Figure record extracts:

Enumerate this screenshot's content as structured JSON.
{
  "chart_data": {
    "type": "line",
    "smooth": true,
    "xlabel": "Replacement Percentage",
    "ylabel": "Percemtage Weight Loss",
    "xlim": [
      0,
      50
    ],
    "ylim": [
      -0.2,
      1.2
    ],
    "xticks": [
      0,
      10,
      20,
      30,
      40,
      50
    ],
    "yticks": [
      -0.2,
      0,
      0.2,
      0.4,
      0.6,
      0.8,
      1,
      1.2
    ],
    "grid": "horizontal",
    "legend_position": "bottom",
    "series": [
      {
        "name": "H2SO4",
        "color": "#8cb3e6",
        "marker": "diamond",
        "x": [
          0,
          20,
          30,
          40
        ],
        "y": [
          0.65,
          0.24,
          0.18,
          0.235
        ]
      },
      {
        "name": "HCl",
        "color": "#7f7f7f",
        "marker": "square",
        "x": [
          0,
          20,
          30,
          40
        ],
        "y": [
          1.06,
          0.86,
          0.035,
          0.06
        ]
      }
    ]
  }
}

### Instruction
Can you reproduce all the material exactly?

### Result below
Enumerate this screenshot's content as structured JSON.
{
  "chart_data": {
    "type": "line",
    "smooth": true,
    "xlabel": "Replacement Percentage",
    "ylabel": "Percemtage Weight Loss",
    "xlim": [
      0,
      50
    ],
    "ylim": [
      -0.2,
      1.2
    ],
    "xticks": [
      0,
      10,
      20,
      30,
      40,
      50
    ],
    "yticks": [
      -0.2,
      0,
      0.2,
      0.4,
      0.6,
      0.8,
      1,
      1.2
    ],
    "grid": "horizontal",
    "legend_position": "bottom",
    "series": [
      {
        "name": "H2SO4",
        "color": "#8cb3e6",
        "marker": "diamond",
        "x": [
          0,
          20,
          30,
          40
        ],
        "y": [
          0.65,
          0.24,
          0.18,
          0.235
        ]
      },
      {
        "name": "HCl",
        "color": "#7f7f7f",
        "marker": "square",
        "x": [
          0,
          20,
          30,
          40
        ],
        "y": [
          1.06,
          0.86,
          0.035,
          0.06
        ]
      }
    ]
  }
}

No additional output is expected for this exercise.